(Problem statement):
Scan the listing below. Report each line that includes "privée".

(Input records):
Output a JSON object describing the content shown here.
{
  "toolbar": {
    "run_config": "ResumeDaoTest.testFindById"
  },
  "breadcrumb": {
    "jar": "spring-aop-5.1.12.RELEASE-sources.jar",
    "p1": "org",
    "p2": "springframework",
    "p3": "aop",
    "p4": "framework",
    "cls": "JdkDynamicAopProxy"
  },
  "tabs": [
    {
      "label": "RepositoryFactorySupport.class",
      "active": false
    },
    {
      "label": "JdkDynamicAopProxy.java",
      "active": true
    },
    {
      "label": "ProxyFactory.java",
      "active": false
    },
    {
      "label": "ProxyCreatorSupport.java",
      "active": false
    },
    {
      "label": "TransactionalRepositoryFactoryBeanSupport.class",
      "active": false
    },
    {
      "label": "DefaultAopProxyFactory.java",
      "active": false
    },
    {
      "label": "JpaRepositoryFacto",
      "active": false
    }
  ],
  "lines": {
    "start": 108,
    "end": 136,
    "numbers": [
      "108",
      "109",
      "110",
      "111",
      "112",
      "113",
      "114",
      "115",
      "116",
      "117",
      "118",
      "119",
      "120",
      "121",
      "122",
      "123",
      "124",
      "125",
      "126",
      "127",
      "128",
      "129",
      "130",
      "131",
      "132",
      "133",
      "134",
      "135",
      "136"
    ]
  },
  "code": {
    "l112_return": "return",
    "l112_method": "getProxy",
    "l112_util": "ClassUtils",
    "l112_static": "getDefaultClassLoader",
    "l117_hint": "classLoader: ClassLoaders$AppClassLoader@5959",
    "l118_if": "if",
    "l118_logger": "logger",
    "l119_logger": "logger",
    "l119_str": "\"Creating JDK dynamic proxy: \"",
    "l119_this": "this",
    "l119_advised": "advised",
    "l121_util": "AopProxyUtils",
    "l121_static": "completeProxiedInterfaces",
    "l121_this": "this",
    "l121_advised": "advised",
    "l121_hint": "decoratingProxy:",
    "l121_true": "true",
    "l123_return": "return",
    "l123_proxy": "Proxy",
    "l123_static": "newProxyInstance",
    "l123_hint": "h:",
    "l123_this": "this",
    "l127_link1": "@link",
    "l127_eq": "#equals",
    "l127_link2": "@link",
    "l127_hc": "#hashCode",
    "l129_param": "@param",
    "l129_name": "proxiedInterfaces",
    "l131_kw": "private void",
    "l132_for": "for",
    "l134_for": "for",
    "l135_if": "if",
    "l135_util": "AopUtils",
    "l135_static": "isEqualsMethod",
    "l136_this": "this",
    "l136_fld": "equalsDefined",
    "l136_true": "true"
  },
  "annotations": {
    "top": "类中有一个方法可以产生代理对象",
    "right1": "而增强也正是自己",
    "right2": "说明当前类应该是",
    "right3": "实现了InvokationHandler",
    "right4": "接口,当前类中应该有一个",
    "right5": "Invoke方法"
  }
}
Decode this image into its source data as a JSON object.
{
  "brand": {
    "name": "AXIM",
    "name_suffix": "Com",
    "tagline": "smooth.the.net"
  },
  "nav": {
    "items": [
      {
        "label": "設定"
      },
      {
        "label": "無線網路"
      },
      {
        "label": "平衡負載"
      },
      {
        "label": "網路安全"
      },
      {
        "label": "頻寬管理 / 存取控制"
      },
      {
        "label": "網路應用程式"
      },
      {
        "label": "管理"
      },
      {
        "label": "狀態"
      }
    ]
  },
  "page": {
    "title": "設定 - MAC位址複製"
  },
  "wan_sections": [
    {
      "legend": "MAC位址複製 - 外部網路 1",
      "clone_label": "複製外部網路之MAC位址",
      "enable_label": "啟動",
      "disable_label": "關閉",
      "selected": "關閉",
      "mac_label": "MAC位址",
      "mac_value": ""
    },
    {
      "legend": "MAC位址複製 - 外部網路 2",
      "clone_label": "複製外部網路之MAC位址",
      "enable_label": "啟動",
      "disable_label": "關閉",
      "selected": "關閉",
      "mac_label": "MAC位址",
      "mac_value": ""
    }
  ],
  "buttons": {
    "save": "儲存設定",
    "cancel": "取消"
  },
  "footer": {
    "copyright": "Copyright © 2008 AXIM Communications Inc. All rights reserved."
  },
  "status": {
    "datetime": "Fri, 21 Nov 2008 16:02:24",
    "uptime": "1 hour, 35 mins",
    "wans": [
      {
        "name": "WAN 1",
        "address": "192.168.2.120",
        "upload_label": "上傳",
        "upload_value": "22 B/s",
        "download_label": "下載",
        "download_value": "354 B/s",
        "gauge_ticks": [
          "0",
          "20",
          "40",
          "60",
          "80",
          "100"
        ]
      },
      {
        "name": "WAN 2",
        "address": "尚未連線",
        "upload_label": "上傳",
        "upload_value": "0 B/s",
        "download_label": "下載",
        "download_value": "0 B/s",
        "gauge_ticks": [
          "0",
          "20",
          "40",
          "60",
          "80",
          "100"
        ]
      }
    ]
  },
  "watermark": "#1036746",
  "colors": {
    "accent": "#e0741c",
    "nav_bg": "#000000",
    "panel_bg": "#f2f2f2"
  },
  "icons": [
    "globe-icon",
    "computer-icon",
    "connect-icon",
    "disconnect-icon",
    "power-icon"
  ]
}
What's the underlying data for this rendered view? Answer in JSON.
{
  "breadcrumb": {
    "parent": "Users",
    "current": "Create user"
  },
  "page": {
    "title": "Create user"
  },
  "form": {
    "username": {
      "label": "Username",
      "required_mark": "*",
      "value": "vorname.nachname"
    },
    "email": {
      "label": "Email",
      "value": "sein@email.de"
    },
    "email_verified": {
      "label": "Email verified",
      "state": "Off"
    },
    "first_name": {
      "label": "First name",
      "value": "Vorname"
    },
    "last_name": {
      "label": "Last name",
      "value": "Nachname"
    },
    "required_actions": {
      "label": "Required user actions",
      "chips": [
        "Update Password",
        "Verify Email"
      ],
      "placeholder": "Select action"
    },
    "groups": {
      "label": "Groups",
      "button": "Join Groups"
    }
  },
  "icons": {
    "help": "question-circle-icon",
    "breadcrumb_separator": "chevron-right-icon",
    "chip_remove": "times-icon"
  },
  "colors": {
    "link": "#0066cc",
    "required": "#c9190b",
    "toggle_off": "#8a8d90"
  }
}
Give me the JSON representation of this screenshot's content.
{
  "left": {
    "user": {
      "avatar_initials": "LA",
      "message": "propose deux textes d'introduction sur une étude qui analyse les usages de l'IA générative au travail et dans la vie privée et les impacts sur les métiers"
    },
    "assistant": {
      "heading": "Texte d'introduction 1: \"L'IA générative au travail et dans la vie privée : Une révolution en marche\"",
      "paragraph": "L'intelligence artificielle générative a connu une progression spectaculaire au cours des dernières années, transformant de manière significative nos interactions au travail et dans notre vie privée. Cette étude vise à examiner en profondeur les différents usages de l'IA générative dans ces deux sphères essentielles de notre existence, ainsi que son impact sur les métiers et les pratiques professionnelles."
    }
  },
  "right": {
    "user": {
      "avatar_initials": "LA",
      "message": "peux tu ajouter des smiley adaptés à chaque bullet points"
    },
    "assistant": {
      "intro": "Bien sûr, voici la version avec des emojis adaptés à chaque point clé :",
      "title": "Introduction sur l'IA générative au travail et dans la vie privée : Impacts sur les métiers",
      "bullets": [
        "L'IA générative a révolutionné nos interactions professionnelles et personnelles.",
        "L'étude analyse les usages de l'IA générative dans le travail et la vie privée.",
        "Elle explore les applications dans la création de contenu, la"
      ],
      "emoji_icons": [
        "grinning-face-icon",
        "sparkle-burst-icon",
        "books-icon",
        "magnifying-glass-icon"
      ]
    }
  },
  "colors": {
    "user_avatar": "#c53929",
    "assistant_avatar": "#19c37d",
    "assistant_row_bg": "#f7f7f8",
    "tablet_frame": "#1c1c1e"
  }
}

(Solution for this task):
      "message": "propose deux textes d'introduction sur une étude qui analyse les usages de l'IA générative au travail et dans la vie privée et les impacts sur les métiers"
      "heading": "Texte d'introduction 1: \"L'IA générative au travail et dans la vie privée : Une révolution en marche\"",
      "paragraph": "L'intelligence artificielle générative a connu une progression spectaculaire au cours des dernières années, transformant de manière significative nos interactions au travail et dans notre vie privée. Cette étude vise à examiner en profondeur les différents usages de l'IA générative dans ces deux sphères essentielles de notre existence, ainsi que son impact sur les métiers et les pratiques professionnelles."
      "title": "Introduction sur l'IA générative au travail et dans la vie privée : Impacts sur les métiers",
        "L'étude analyse les usages de l'IA générative dans le travail et la vie privée.",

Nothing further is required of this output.